▶ **DIRECTIVE**: Reproduce the data below word for word, leaving out the pictures.

▶ **Dataset excerpt**:
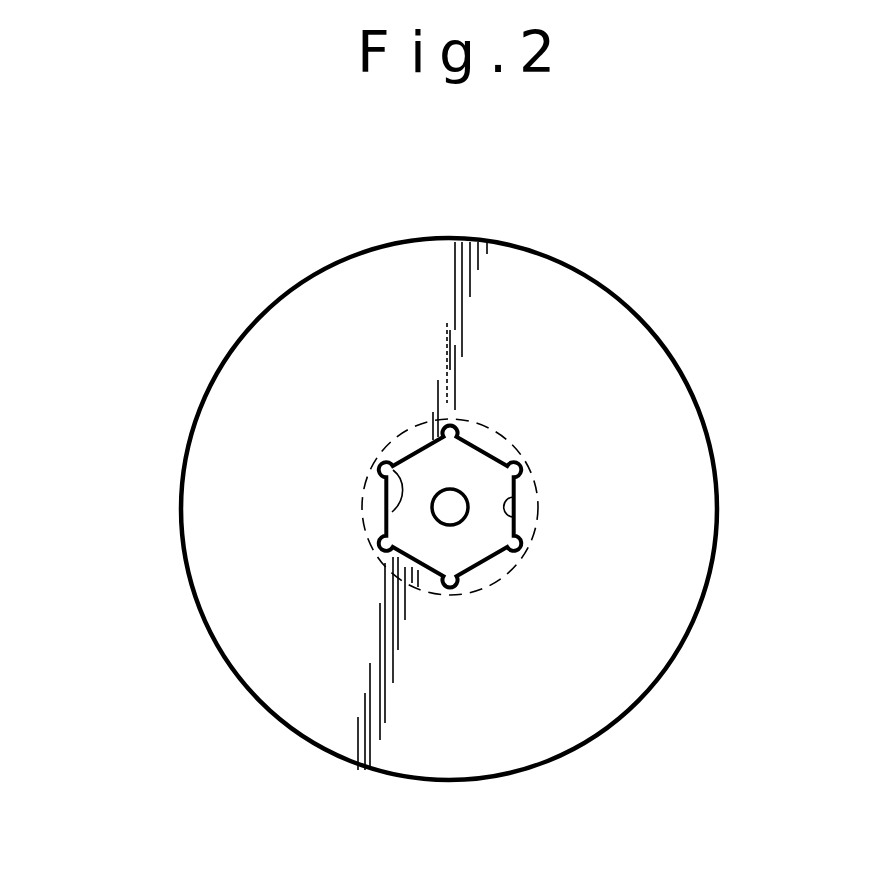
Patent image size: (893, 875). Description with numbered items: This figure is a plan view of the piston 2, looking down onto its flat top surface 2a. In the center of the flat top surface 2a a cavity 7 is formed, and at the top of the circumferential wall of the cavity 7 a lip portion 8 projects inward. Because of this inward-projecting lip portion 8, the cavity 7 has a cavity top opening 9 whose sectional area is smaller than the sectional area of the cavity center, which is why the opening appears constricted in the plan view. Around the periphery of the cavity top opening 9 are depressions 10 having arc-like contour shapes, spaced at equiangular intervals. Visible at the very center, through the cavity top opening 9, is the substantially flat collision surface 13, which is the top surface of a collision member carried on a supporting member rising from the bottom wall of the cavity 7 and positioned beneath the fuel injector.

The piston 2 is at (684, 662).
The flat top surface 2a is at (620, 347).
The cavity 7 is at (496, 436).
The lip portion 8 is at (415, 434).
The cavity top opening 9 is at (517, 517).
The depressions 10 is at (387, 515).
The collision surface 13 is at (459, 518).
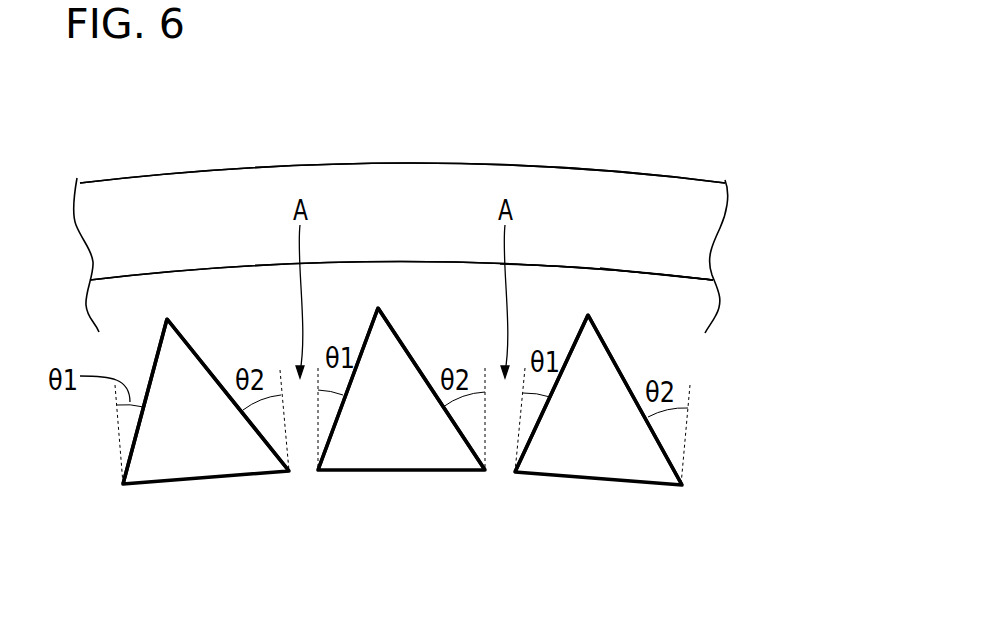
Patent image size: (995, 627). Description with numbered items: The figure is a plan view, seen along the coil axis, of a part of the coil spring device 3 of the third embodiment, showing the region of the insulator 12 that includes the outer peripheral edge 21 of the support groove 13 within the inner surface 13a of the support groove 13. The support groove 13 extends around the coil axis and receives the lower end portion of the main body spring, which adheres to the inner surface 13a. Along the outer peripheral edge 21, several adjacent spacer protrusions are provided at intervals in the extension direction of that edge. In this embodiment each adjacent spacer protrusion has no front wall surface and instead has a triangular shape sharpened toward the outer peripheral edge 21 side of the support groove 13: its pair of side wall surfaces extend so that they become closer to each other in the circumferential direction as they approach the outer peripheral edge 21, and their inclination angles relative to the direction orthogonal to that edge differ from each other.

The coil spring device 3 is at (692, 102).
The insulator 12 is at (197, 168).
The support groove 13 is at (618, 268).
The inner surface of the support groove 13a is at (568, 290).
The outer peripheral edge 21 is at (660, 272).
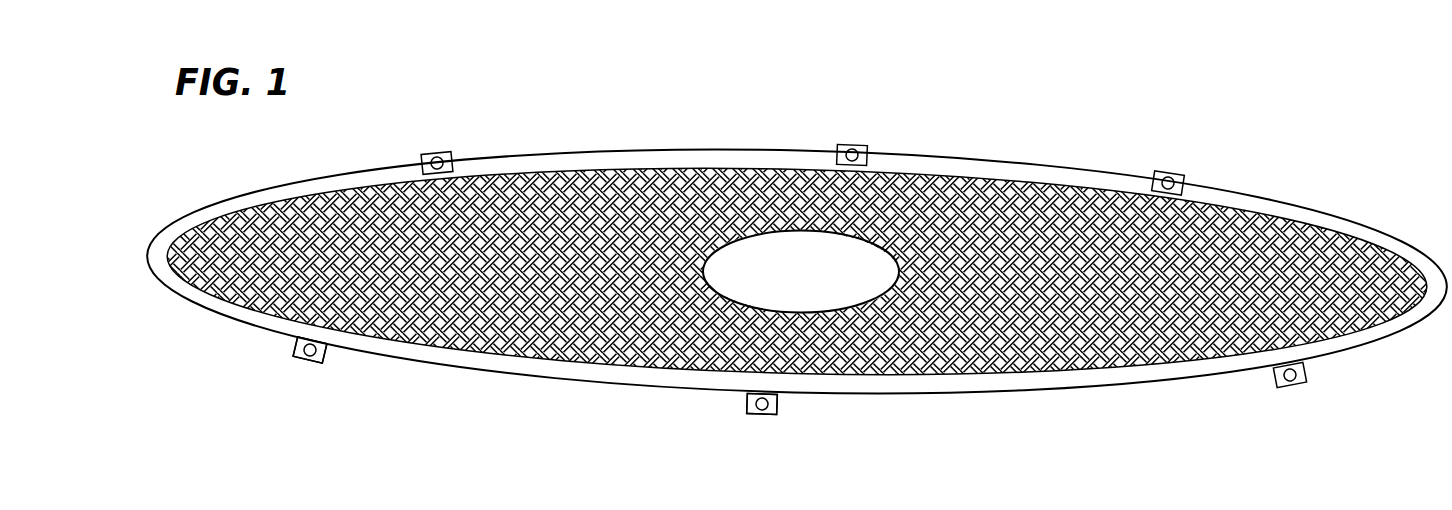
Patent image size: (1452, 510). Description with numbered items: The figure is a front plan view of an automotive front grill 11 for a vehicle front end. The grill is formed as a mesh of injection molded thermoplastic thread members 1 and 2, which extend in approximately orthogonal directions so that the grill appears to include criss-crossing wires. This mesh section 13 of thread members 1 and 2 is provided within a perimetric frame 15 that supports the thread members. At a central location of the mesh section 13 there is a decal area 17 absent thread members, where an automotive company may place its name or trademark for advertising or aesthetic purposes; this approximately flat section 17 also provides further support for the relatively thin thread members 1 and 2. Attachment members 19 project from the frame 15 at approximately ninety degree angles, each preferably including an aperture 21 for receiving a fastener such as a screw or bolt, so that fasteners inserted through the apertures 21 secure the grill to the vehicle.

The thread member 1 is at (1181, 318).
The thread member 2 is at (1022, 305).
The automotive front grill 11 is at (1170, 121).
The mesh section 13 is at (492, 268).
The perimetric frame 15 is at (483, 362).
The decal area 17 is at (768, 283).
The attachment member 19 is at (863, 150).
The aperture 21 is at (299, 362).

▶ **EXERCISE RESPONSE**:
Patent image size: (893, 875). Description with numbered items: This figure is a plan view of the piston 2, looking down onto its flat top surface 2a. In the center of the flat top surface 2a a cavity 7 is formed, and at the top of the circumferential wall of the cavity 7 a lip portion 8 projects inward. Because of this inward-projecting lip portion 8, the cavity 7 has a cavity top opening 9 whose sectional area is smaller than the sectional area of the cavity center, which is why the opening appears constricted in the plan view. Around the periphery of the cavity top opening 9 are depressions 10 having arc-like contour shapes, spaced at equiangular intervals. Visible at the very center, through the cavity top opening 9, is the substantially flat collision surface 13, which is the top surface of a collision member carried on a supporting member rising from the bottom wall of the cavity 7 and positioned beneath the fuel injector.

The piston 2 is at (684, 662).
The flat top surface 2a is at (620, 347).
The cavity 7 is at (496, 436).
The lip portion 8 is at (415, 434).
The cavity top opening 9 is at (517, 517).
The depressions 10 is at (387, 515).
The collision surface 13 is at (459, 518).
Patent image size: (995, 627). Description with numbered items: The figure is a plan view, seen along the coil axis, of a part of the coil spring device 3 of the third embodiment, showing the region of the insulator 12 that includes the outer peripheral edge 21 of the support groove 13 within the inner surface 13a of the support groove 13. The support groove 13 extends around the coil axis and receives the lower end portion of the main body spring, which adheres to the inner surface 13a. Along the outer peripheral edge 21, several adjacent spacer protrusions are provided at intervals in the extension direction of that edge. In this embodiment each adjacent spacer protrusion has no front wall surface and instead has a triangular shape sharpened toward the outer peripheral edge 21 side of the support groove 13: its pair of side wall surfaces extend so that they become closer to each other in the circumferential direction as they approach the outer peripheral edge 21, and their inclination angles relative to the direction orthogonal to that edge differ from each other.

The coil spring device 3 is at (692, 102).
The insulator 12 is at (197, 168).
The support groove 13 is at (618, 268).
The inner surface of the support groove 13a is at (568, 290).
The outer peripheral edge 21 is at (660, 272).
Patent image size: (1452, 510). Description with numbered items: The figure is a front plan view of an automotive front grill 11 for a vehicle front end. The grill is formed as a mesh of injection molded thermoplastic thread members 1 and 2, which extend in approximately orthogonal directions so that the grill appears to include criss-crossing wires. This mesh section 13 of thread members 1 and 2 is provided within a perimetric frame 15 that supports the thread members. At a central location of the mesh section 13 there is a decal area 17 absent thread members, where an automotive company may place its name or trademark for advertising or aesthetic purposes; this approximately flat section 17 also provides further support for the relatively thin thread members 1 and 2. Attachment members 19 project from the frame 15 at approximately ninety degree angles, each preferably including an aperture 21 for receiving a fastener such as a screw or bolt, so that fasteners inserted through the apertures 21 secure the grill to the vehicle.

The thread member 1 is at (1181, 318).
The thread member 2 is at (1022, 305).
The automotive front grill 11 is at (1170, 121).
The mesh section 13 is at (492, 268).
The perimetric frame 15 is at (483, 362).
The decal area 17 is at (768, 283).
The attachment member 19 is at (863, 150).
The aperture 21 is at (299, 362).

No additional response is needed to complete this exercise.